# Task directions
Leave out the pictures; transcribe all else exactly.

# Data for the task
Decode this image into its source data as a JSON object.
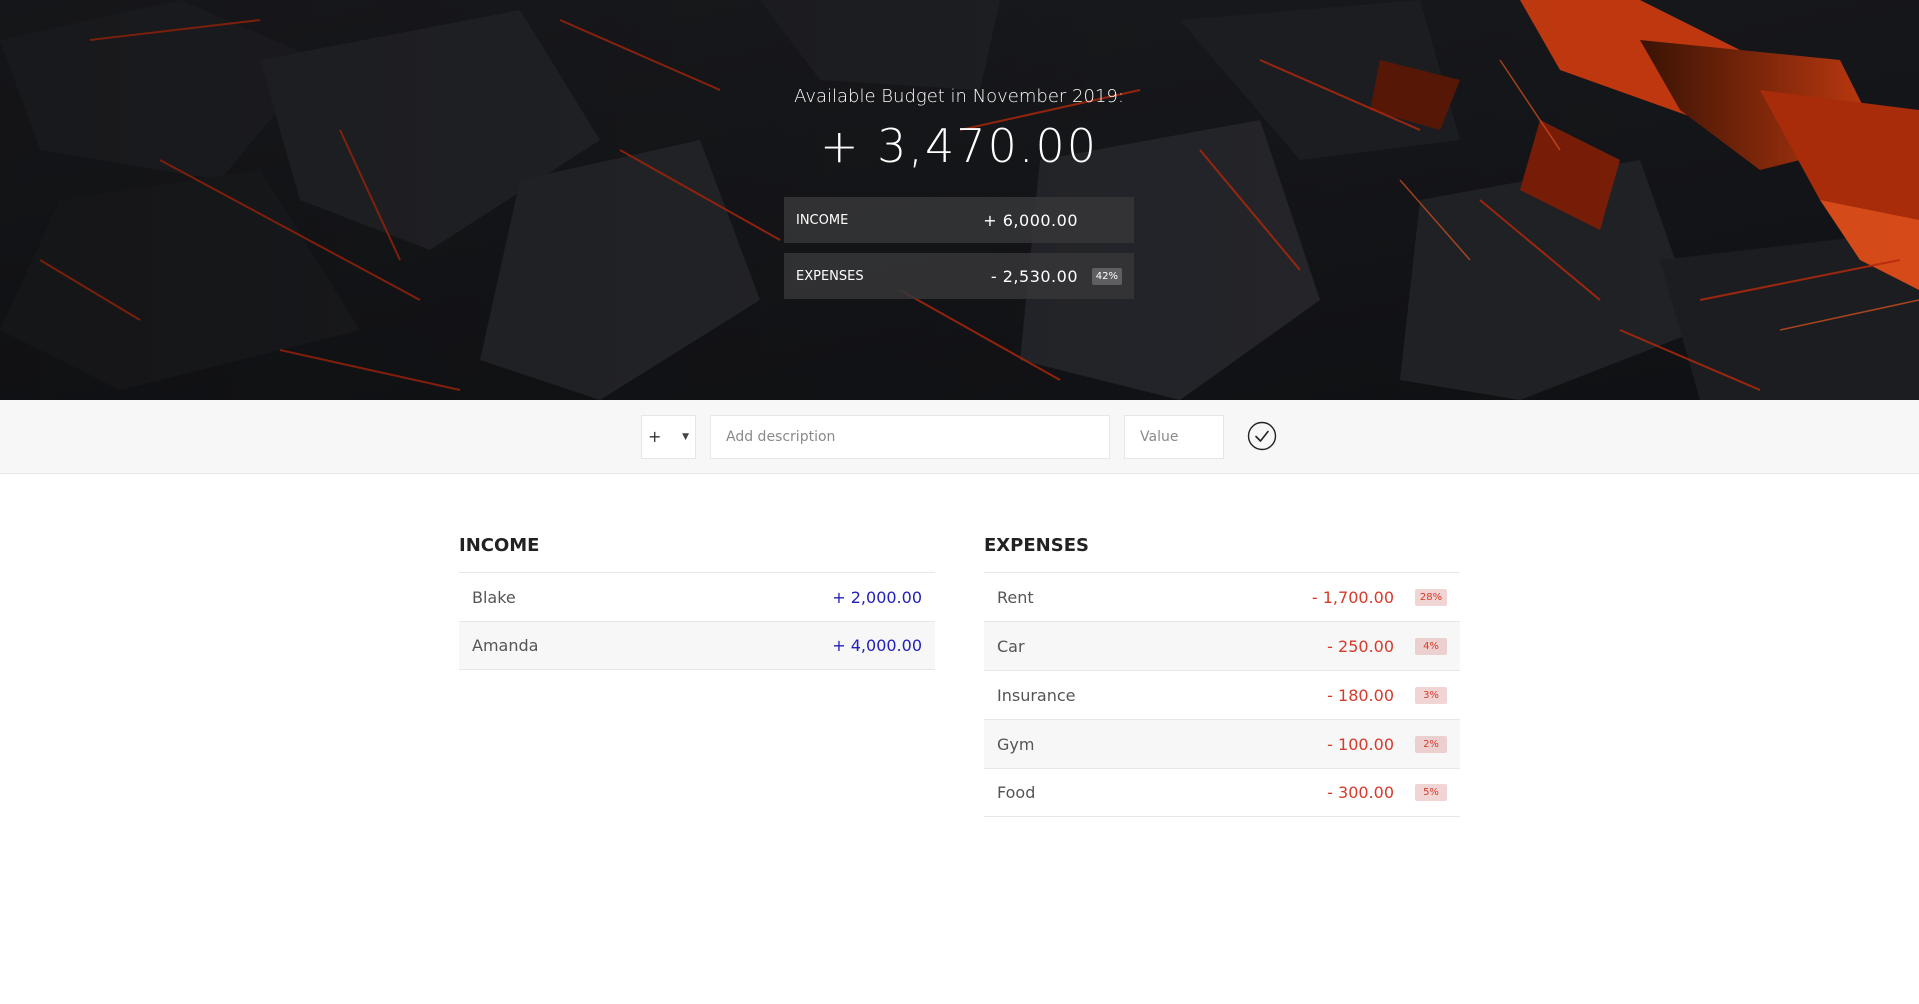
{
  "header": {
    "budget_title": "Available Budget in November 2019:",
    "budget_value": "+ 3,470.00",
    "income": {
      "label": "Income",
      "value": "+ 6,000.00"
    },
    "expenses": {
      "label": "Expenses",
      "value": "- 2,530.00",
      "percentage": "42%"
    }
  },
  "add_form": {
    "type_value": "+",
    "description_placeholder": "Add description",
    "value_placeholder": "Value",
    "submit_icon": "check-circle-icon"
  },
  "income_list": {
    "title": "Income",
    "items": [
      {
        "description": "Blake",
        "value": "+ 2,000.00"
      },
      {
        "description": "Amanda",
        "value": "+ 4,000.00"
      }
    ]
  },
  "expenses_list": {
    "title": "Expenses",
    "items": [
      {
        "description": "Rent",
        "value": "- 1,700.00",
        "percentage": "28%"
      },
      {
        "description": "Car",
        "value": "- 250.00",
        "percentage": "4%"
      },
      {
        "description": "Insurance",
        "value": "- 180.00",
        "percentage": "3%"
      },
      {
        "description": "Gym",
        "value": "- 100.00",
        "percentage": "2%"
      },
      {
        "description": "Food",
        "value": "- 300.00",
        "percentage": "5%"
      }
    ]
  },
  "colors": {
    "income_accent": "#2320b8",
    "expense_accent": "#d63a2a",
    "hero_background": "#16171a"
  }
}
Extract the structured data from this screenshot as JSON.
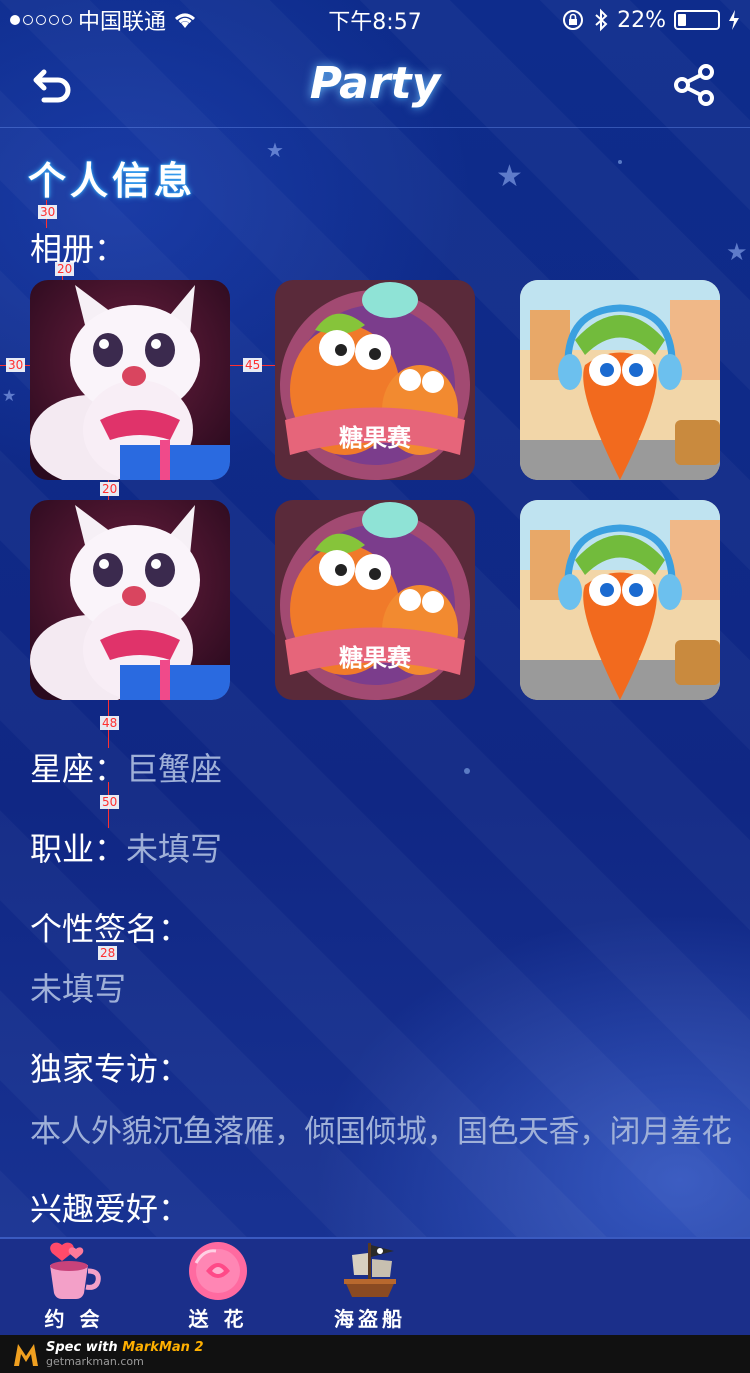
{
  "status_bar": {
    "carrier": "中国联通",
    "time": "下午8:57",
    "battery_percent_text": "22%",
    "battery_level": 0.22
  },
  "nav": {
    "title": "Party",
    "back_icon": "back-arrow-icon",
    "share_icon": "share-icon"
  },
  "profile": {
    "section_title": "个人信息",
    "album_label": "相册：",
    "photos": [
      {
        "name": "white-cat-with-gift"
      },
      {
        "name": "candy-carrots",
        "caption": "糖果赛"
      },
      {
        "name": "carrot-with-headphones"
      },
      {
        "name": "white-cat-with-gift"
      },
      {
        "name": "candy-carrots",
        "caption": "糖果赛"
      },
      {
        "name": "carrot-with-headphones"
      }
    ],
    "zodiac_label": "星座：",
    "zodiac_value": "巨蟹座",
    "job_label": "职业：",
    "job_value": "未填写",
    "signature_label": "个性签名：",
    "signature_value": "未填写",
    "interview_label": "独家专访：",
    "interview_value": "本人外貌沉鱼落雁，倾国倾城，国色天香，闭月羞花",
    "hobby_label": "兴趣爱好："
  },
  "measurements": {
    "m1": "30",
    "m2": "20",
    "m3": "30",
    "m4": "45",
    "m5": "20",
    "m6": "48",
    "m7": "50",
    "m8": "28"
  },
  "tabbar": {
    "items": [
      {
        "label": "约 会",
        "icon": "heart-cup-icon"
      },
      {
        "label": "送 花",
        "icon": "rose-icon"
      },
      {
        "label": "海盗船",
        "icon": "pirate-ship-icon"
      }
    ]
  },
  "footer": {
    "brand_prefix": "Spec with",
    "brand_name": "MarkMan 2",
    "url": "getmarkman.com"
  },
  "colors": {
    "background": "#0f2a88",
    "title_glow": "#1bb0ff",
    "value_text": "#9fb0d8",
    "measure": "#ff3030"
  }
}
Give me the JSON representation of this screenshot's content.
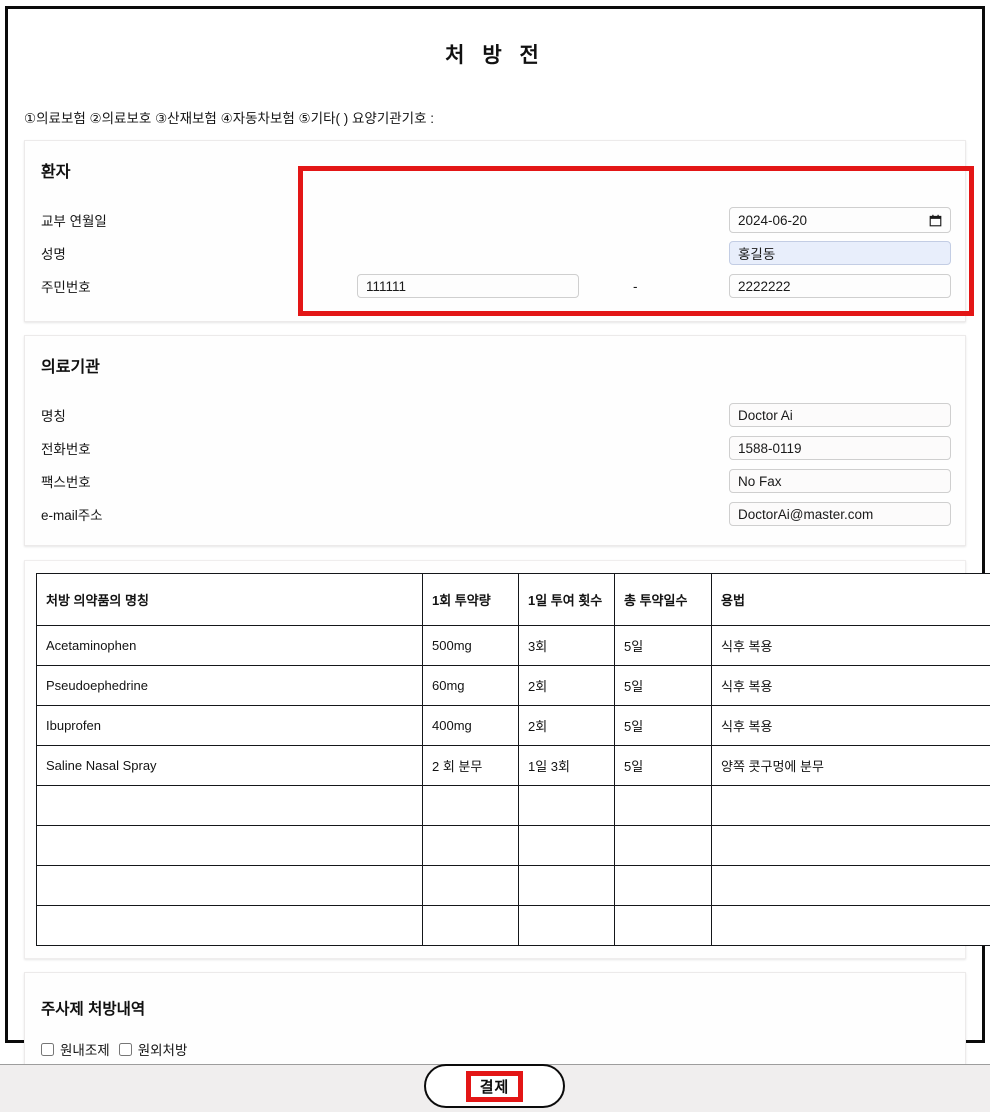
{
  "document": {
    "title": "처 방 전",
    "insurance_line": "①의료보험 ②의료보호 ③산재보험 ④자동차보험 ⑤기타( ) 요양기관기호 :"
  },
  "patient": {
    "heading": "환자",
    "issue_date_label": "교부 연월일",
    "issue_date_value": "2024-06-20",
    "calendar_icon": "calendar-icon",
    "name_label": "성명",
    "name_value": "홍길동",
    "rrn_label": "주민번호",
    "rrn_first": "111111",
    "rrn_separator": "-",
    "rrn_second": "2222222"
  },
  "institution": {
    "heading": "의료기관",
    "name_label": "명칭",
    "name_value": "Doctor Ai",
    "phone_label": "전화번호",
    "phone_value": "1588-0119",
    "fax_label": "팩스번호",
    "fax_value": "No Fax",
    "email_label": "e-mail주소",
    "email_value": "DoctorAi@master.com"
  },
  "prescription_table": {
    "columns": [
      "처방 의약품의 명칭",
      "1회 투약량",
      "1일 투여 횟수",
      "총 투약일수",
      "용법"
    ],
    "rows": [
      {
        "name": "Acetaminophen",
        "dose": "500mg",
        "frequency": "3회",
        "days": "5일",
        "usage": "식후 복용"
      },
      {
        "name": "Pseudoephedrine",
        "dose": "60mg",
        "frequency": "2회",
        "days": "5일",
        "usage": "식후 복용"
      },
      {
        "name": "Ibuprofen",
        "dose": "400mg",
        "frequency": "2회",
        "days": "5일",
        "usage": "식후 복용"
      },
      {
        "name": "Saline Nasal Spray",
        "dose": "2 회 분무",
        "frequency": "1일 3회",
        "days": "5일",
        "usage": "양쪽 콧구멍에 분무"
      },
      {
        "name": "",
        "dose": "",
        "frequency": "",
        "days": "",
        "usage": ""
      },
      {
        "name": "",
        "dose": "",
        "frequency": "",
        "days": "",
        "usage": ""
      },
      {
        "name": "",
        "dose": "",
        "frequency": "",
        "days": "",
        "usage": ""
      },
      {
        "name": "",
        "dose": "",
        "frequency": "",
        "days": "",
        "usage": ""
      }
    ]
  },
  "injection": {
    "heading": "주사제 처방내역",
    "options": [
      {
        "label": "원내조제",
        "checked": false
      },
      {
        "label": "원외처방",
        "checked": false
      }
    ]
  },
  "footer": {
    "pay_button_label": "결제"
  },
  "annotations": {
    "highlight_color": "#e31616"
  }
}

# Final result
Decode this image into its source data as a JSON object.
{
  "header": {
    "budget_title": "Available Budget in November 2019:",
    "budget_value": "+ 3,470.00",
    "income": {
      "label": "Income",
      "value": "+ 6,000.00"
    },
    "expenses": {
      "label": "Expenses",
      "value": "- 2,530.00",
      "percentage": "42%"
    }
  },
  "add_form": {
    "type_value": "+",
    "description_placeholder": "Add description",
    "value_placeholder": "Value",
    "submit_icon": "check-circle-icon"
  },
  "income_list": {
    "title": "Income",
    "items": [
      {
        "description": "Blake",
        "value": "+ 2,000.00"
      },
      {
        "description": "Amanda",
        "value": "+ 4,000.00"
      }
    ]
  },
  "expenses_list": {
    "title": "Expenses",
    "items": [
      {
        "description": "Rent",
        "value": "- 1,700.00",
        "percentage": "28%"
      },
      {
        "description": "Car",
        "value": "- 250.00",
        "percentage": "4%"
      },
      {
        "description": "Insurance",
        "value": "- 180.00",
        "percentage": "3%"
      },
      {
        "description": "Gym",
        "value": "- 100.00",
        "percentage": "2%"
      },
      {
        "description": "Food",
        "value": "- 300.00",
        "percentage": "5%"
      }
    ]
  },
  "colors": {
    "income_accent": "#2320b8",
    "expense_accent": "#d63a2a",
    "hero_background": "#16171a"
  }
}
Extract the structured data from this screenshot as JSON.
{
  "status_bar": {
    "carrier": "中国联通",
    "time": "下午8:57",
    "battery_percent_text": "22%",
    "battery_level": 0.22
  },
  "nav": {
    "title": "Party",
    "back_icon": "back-arrow-icon",
    "share_icon": "share-icon"
  },
  "profile": {
    "section_title": "个人信息",
    "album_label": "相册：",
    "photos": [
      {
        "name": "white-cat-with-gift"
      },
      {
        "name": "candy-carrots",
        "caption": "糖果赛"
      },
      {
        "name": "carrot-with-headphones"
      },
      {
        "name": "white-cat-with-gift"
      },
      {
        "name": "candy-carrots",
        "caption": "糖果赛"
      },
      {
        "name": "carrot-with-headphones"
      }
    ],
    "zodiac_label": "星座：",
    "zodiac_value": "巨蟹座",
    "job_label": "职业：",
    "job_value": "未填写",
    "signature_label": "个性签名：",
    "signature_value": "未填写",
    "interview_label": "独家专访：",
    "interview_value": "本人外貌沉鱼落雁，倾国倾城，国色天香，闭月羞花",
    "hobby_label": "兴趣爱好："
  },
  "measurements": {
    "m1": "30",
    "m2": "20",
    "m3": "30",
    "m4": "45",
    "m5": "20",
    "m6": "48",
    "m7": "50",
    "m8": "28"
  },
  "tabbar": {
    "items": [
      {
        "label": "约 会",
        "icon": "heart-cup-icon"
      },
      {
        "label": "送 花",
        "icon": "rose-icon"
      },
      {
        "label": "海盗船",
        "icon": "pirate-ship-icon"
      }
    ]
  },
  "footer": {
    "brand_prefix": "Spec with",
    "brand_name": "MarkMan 2",
    "url": "getmarkman.com"
  },
  "colors": {
    "background": "#0f2a88",
    "title_glow": "#1bb0ff",
    "value_text": "#9fb0d8",
    "measure": "#ff3030"
  }
}
Give me the JSON representation of this screenshot's content.
{
  "document": {
    "title": "처 방 전",
    "insurance_line": "①의료보험 ②의료보호 ③산재보험 ④자동차보험 ⑤기타( ) 요양기관기호 :"
  },
  "patient": {
    "heading": "환자",
    "issue_date_label": "교부 연월일",
    "issue_date_value": "2024-06-20",
    "calendar_icon": "calendar-icon",
    "name_label": "성명",
    "name_value": "홍길동",
    "rrn_label": "주민번호",
    "rrn_first": "111111",
    "rrn_separator": "-",
    "rrn_second": "2222222"
  },
  "institution": {
    "heading": "의료기관",
    "name_label": "명칭",
    "name_value": "Doctor Ai",
    "phone_label": "전화번호",
    "phone_value": "1588-0119",
    "fax_label": "팩스번호",
    "fax_value": "No Fax",
    "email_label": "e-mail주소",
    "email_value": "DoctorAi@master.com"
  },
  "prescription_table": {
    "columns": [
      "처방 의약품의 명칭",
      "1회 투약량",
      "1일 투여 횟수",
      "총 투약일수",
      "용법"
    ],
    "rows": [
      {
        "name": "Acetaminophen",
        "dose": "500mg",
        "frequency": "3회",
        "days": "5일",
        "usage": "식후 복용"
      },
      {
        "name": "Pseudoephedrine",
        "dose": "60mg",
        "frequency": "2회",
        "days": "5일",
        "usage": "식후 복용"
      },
      {
        "name": "Ibuprofen",
        "dose": "400mg",
        "frequency": "2회",
        "days": "5일",
        "usage": "식후 복용"
      },
      {
        "name": "Saline Nasal Spray",
        "dose": "2 회 분무",
        "frequency": "1일 3회",
        "days": "5일",
        "usage": "양쪽 콧구멍에 분무"
      },
      {
        "name": "",
        "dose": "",
        "frequency": "",
        "days": "",
        "usage": ""
      },
      {
        "name": "",
        "dose": "",
        "frequency": "",
        "days": "",
        "usage": ""
      },
      {
        "name": "",
        "dose": "",
        "frequency": "",
        "days": "",
        "usage": ""
      },
      {
        "name": "",
        "dose": "",
        "frequency": "",
        "days": "",
        "usage": ""
      }
    ]
  },
  "injection": {
    "heading": "주사제 처방내역",
    "options": [
      {
        "label": "원내조제",
        "checked": false
      },
      {
        "label": "원외처방",
        "checked": false
      }
    ]
  },
  "footer": {
    "pay_button_label": "결제"
  },
  "annotations": {
    "highlight_color": "#e31616"
  }
}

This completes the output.